*TASK DESCRIPTION*
Go through the material and write it all out exactly, minus the pictures.

── EXERCISE MATERIALS ──

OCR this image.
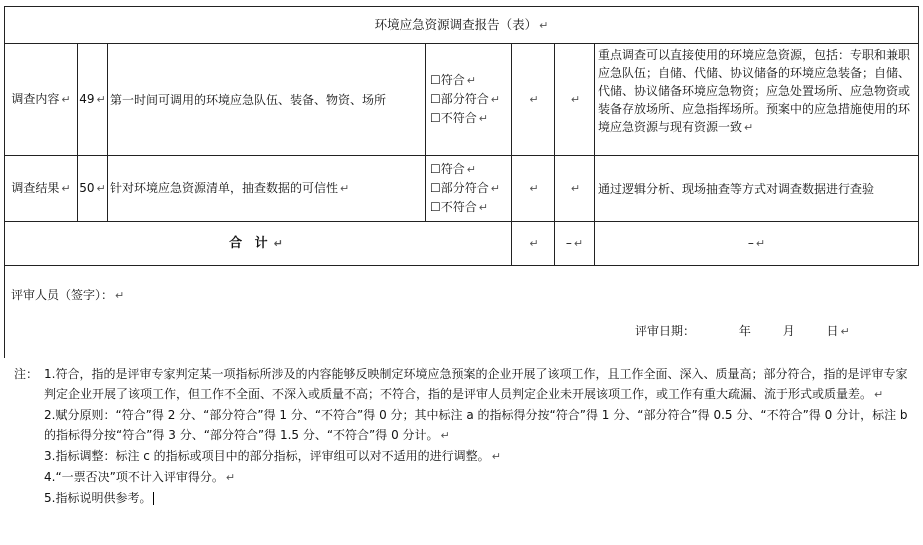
环境应急资源调查报告（表） ↵						
调查内容 ↵	49 ↵	第一时间可调用的环境应急队伍、装备、物资、场所	☐符合 ↵
☐部分符合 ↵
☐不符合 ↵	↵	↵	重点调查可以直接使用的环境应急资源，包括：专职和兼职应急队伍；自储、代储、协议储备的环境应急装备；自储、代储、协议储备环境应急物资；应急处置场所、应急物资或装备存放场所、应急指挥场所。预案中的应急措施使用的环境应急资源与现有资源一致 ↵
调查结果 ↵	50 ↵	针对环境应急资源清单，抽查数据的可信性 ↵	☐符合 ↵
☐部分符合 ↵
☐不符合 ↵	↵	↵	通过逻辑分析、现场抽查等方式对调查数据进行查验
合 计 ↵				↵	– ↵	– ↵

评审人员（签字）： ↵
评审日期： 年 月 日 ↵						
注： 1.符合，指的是评审专家判定某一项指标所涉及的内容能够反映制定环境应急预案的企业开展了该项工作，且工作全面、深入、质量高；部分符合，指的是评审专家判定企业开展了该项工作，但工作不全面、不深入或质量不高；不符合，指的是评审人员判定企业未开展该项工作，或工作有重大疏漏、流于形式或质量差。 ↵
2.赋分原则：“符合”得 2 分、“部分符合”得 1 分、“不符合”得 0 分；其中标注 a 的指标得分按“符合”得 1 分、“部分符合”得 0.5 分、“不符合”得 0 分计，标注 b 的指标得分按“符合”得 3 分、“部分符合”得 1.5 分、“不符合”得 0 分计。 ↵
3.指标调整：标注 c 的指标或项目中的部分指标，评审组可以对不适用的进行调整。 ↵
4.“一票否决”项不计入评审得分。 ↵
5.指标说明供参考。
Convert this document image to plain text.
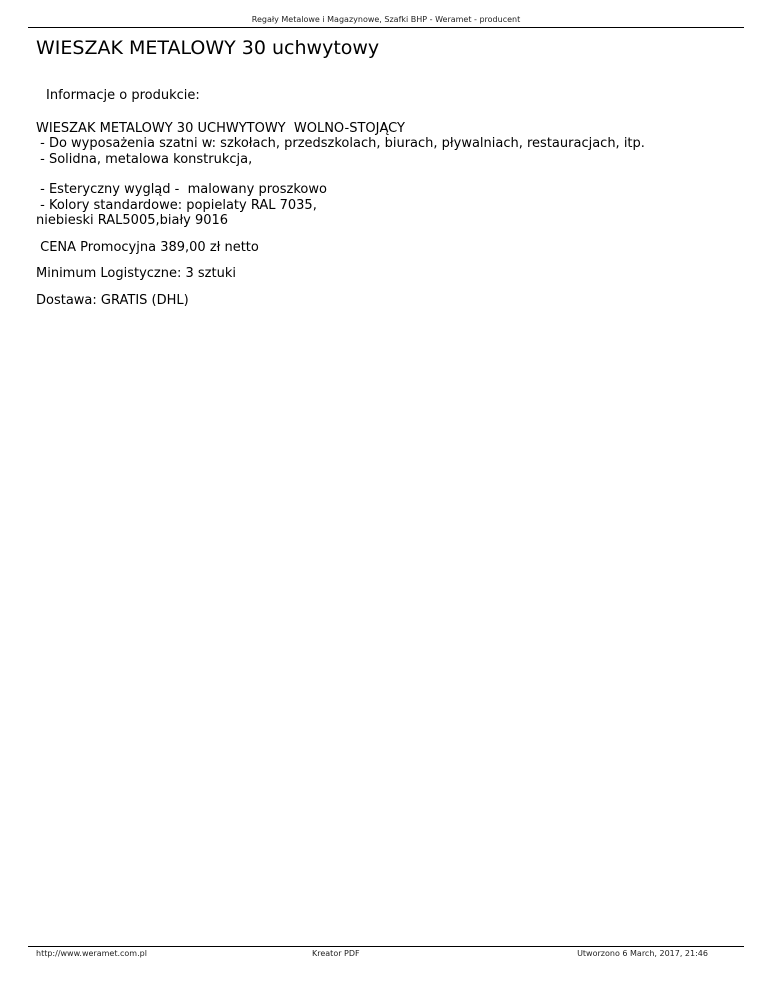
Regały Metalowe i Magazynowe, Szafki BHP - Weramet - producent
WIESZAK METALOWY 30 uchwytowy

Informacje o produkcie:

WIESZAK METALOWY 30 UCHWYTOWY  WOLNO-STOJĄCY

- Do wyposażenia szatni w: szkołach, przedszkolach, biurach, pływalniach, restauracjach, itp.

- Solidna, metalowa konstrukcja,

- Esteryczny wygląd -  malowany proszkowo

- Kolory standardowe: popielaty RAL 7035,

niebieski RAL5005,biały 9016

CENA Promocyjna 389,00 zł netto

Minimum Logistyczne: 3 sztuki

Dostawa: GRATIS (DHL)

http://www.weramet.com.pl	Kreator PDF	Utworzono 6 March, 2017, 21:46
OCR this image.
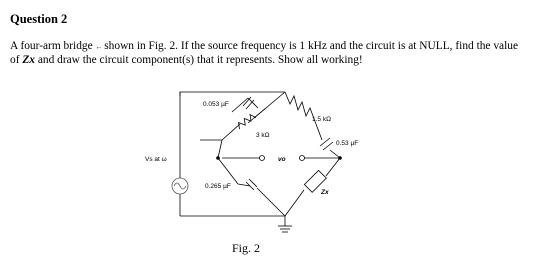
Question 2

A four-arm bridge ← shown in Fig. 2. If the source frequency is 1 kHz and the circuit is at NULL, find the value
of Zx and draw the circuit component(s) that it represents. Show all working!

Vs at ω
0.053 µF
3 kΩ
1.5 kΩ
0.53 µF
0.265 µF
vo
Zx
Fig. 2
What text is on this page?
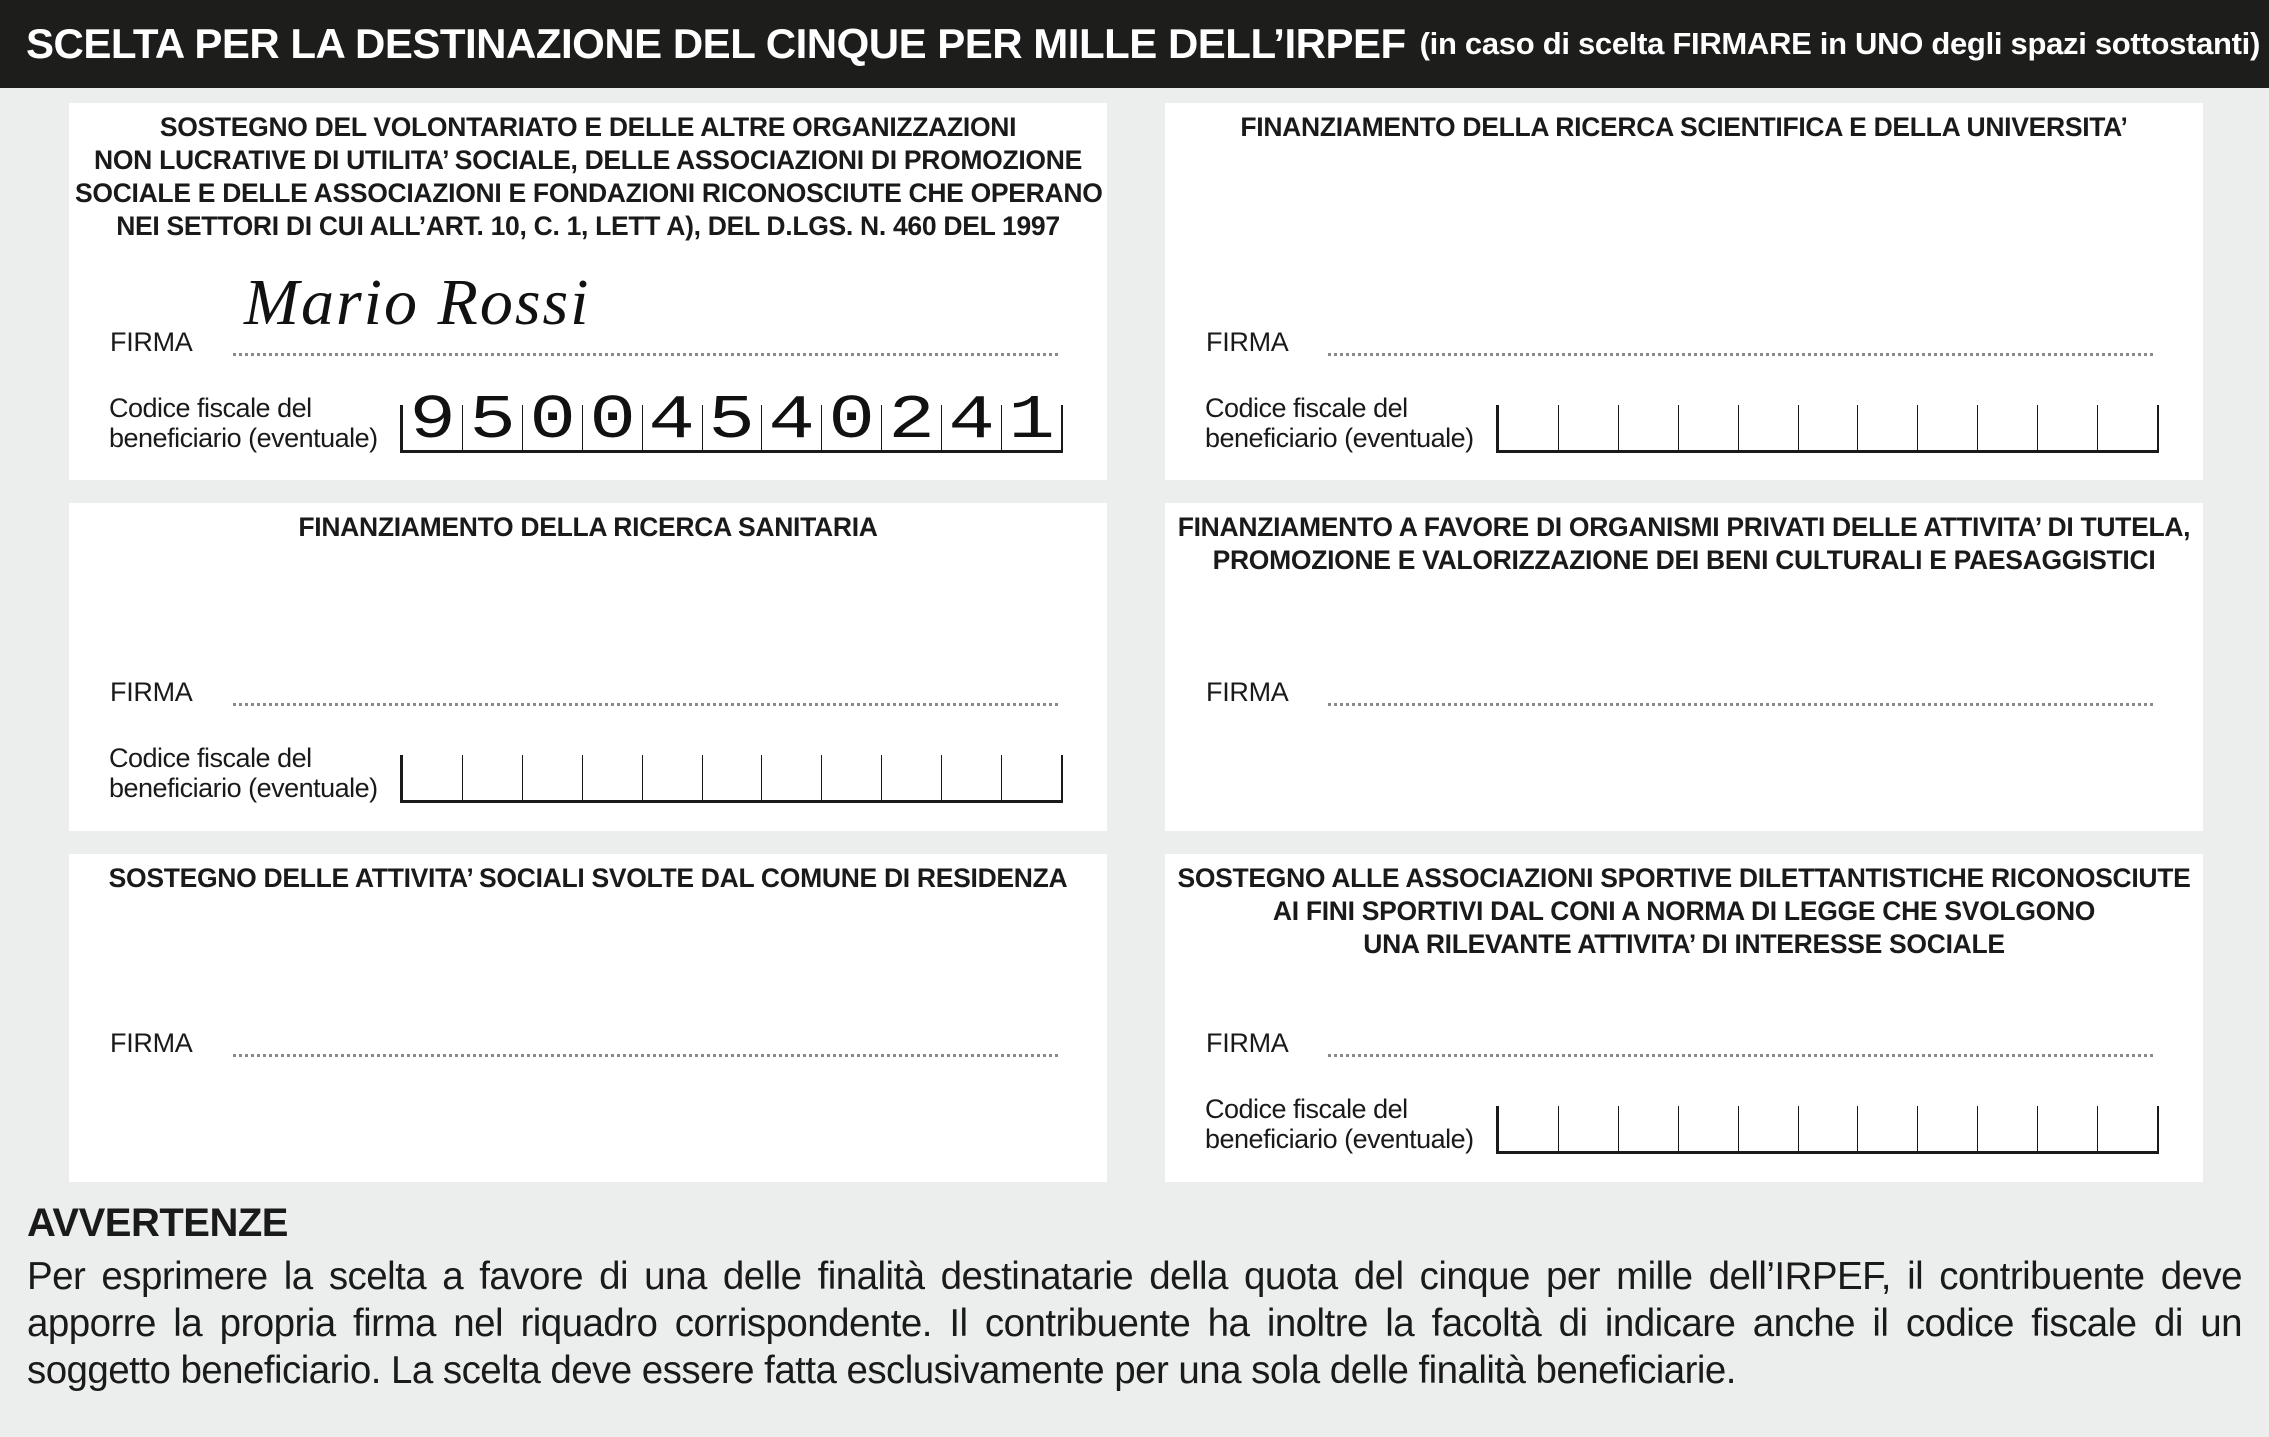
SCELTA PER LA DESTINAZIONE DEL CINQUE PER MILLE DELL’IRPEF (in caso di scelta FIRMARE in UNO degli spazi sottostanti)
SOSTEGNO DEL VOLONTARIATO E DELLE ALTRE ORGANIZZAZIONI
NON LUCRATIVE DI UTILITA’ SOCIALE, DELLE ASSOCIAZIONI DI PROMOZIONE
SOCIALE E DELLE ASSOCIAZIONI E FONDAZIONI RICONOSCIUTE CHE OPERANO
NEI SETTORI DI CUI ALL’ART. 10, C. 1, LETT A), DEL D.LGS. N. 460 DEL 1997
Mario Rossi
FIRMA
Codice fiscale del
beneficiario (eventuale) 9 5 0 0 4 5 4 0 2 4 1
FINANZIAMENTO DELLA RICERCA SCIENTIFICA E DELLA UNIVERSITA’
FIRMA
Codice fiscale del
beneficiario (eventuale)
FINANZIAMENTO DELLA RICERCA SANITARIA
FIRMA
Codice fiscale del
beneficiario (eventuale)
FINANZIAMENTO A FAVORE DI ORGANISMI PRIVATI DELLE ATTIVITA’ DI TUTELA,
PROMOZIONE E VALORIZZAZIONE DEI BENI CULTURALI E PAESAGGISTICI
FIRMA
SOSTEGNO DELLE ATTIVITA’ SOCIALI SVOLTE DAL COMUNE DI RESIDENZA
FIRMA
SOSTEGNO ALLE ASSOCIAZIONI SPORTIVE DILETTANTISTICHE RICONOSCIUTE
AI FINI SPORTIVI DAL CONI A NORMA DI LEGGE CHE SVOLGONO
UNA RILEVANTE ATTIVITA’ DI INTERESSE SOCIALE
FIRMA
Codice fiscale del
beneficiario (eventuale)
AVVERTENZE
Per esprimere la scelta a favore di una delle finalità destinatarie della quota del cinque per mille dell’IRPEF, il contribuente deve apporre la propria firma nel riquadro corrispondente. Il contribuente ha inoltre la facoltà di indicare anche il codice fiscale di un soggetto beneficiario. La scelta deve essere fatta esclusivamente per una sola delle finalità beneficiarie.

───

*ANSWER FOR THIS EXERCISE*
OCR this image.
环境应急资源调查报告（表） ↵						
调查内容 ↵	49 ↵	第一时间可调用的环境应急队伍、装备、物资、场所	☐符合 ↵
☐部分符合 ↵
☐不符合 ↵	↵	↵	重点调查可以直接使用的环境应急资源，包括：专职和兼职应急队伍；自储、代储、协议储备的环境应急装备；自储、代储、协议储备环境应急物资；应急处置场所、应急物资或装备存放场所、应急指挥场所。预案中的应急措施使用的环境应急资源与现有资源一致 ↵
调查结果 ↵	50 ↵	针对环境应急资源清单，抽查数据的可信性 ↵	☐符合 ↵
☐部分符合 ↵
☐不符合 ↵	↵	↵	通过逻辑分析、现场抽查等方式对调查数据进行查验
合 计 ↵				↵	– ↵	– ↵

评审人员（签字）： ↵
评审日期： 年 月 日 ↵						
注： 1.符合，指的是评审专家判定某一项指标所涉及的内容能够反映制定环境应急预案的企业开展了该项工作，且工作全面、深入、质量高；部分符合，指的是评审专家判定企业开展了该项工作，但工作不全面、不深入或质量不高；不符合，指的是评审人员判定企业未开展该项工作，或工作有重大疏漏、流于形式或质量差。 ↵
2.赋分原则：“符合”得 2 分、“部分符合”得 1 分、“不符合”得 0 分；其中标注 a 的指标得分按“符合”得 1 分、“部分符合”得 0.5 分、“不符合”得 0 分计，标注 b 的指标得分按“符合”得 3 分、“部分符合”得 1.5 分、“不符合”得 0 分计。 ↵
3.指标调整：标注 c 的指标或项目中的部分指标，评审组可以对不适用的进行调整。 ↵
4.“一票否决”项不计入评审得分。 ↵
5.指标说明供参考。
Convert this document image to plain text.
Regały Metalowe i Magazynowe, Szafki BHP - Weramet - producent
WIESZAK METALOWY 30 uchwytowy

Informacje o produkcie:

WIESZAK METALOWY 30 UCHWYTOWY  WOLNO-STOJĄCY

- Do wyposażenia szatni w: szkołach, przedszkolach, biurach, pływalniach, restauracjach, itp.

- Solidna, metalowa konstrukcja,

- Esteryczny wygląd -  malowany proszkowo

- Kolory standardowe: popielaty RAL 7035,

niebieski RAL5005,biały 9016

CENA Promocyjna 389,00 zł netto

Minimum Logistyczne: 3 sztuki

Dostawa: GRATIS (DHL)

http://www.weramet.com.pl	Kreator PDF	Utworzono 6 March, 2017, 21:46
OCR this image.
Question 2

A four-arm bridge ← shown in Fig. 2. If the source frequency is 1 kHz and the circuit is at NULL, find the value
of Zx and draw the circuit component(s) that it represents. Show all working!

Vs at ω
0.053 µF
3 kΩ
1.5 kΩ
0.53 µF
0.265 µF
vo
Zx
Fig. 2
What text is on this page?
SCELTA PER LA DESTINAZIONE DEL CINQUE PER MILLE DELL’IRPEF (in caso di scelta FIRMARE in UNO degli spazi sottostanti)
SOSTEGNO DEL VOLONTARIATO E DELLE ALTRE ORGANIZZAZIONI
NON LUCRATIVE DI UTILITA’ SOCIALE, DELLE ASSOCIAZIONI DI PROMOZIONE
SOCIALE E DELLE ASSOCIAZIONI E FONDAZIONI RICONOSCIUTE CHE OPERANO
NEI SETTORI DI CUI ALL’ART. 10, C. 1, LETT A), DEL D.LGS. N. 460 DEL 1997
Mario Rossi
FIRMA
Codice fiscale del
beneficiario (eventuale) 9 5 0 0 4 5 4 0 2 4 1
FINANZIAMENTO DELLA RICERCA SCIENTIFICA E DELLA UNIVERSITA’
FIRMA
Codice fiscale del
beneficiario (eventuale)
FINANZIAMENTO DELLA RICERCA SANITARIA
FIRMA
Codice fiscale del
beneficiario (eventuale)
FINANZIAMENTO A FAVORE DI ORGANISMI PRIVATI DELLE ATTIVITA’ DI TUTELA,
PROMOZIONE E VALORIZZAZIONE DEI BENI CULTURALI E PAESAGGISTICI
FIRMA
SOSTEGNO DELLE ATTIVITA’ SOCIALI SVOLTE DAL COMUNE DI RESIDENZA
FIRMA
SOSTEGNO ALLE ASSOCIAZIONI SPORTIVE DILETTANTISTICHE RICONOSCIUTE
AI FINI SPORTIVI DAL CONI A NORMA DI LEGGE CHE SVOLGONO
UNA RILEVANTE ATTIVITA’ DI INTERESSE SOCIALE
FIRMA
Codice fiscale del
beneficiario (eventuale)
AVVERTENZE
Per esprimere la scelta a favore di una delle finalità destinatarie della quota del cinque per mille dell’IRPEF, il contribuente deve apporre la propria firma nel riquadro corrispondente. Il contribuente ha inoltre la facoltà di indicare anche il codice fiscale di un soggetto beneficiario. La scelta deve essere fatta esclusivamente per una sola delle finalità beneficiarie.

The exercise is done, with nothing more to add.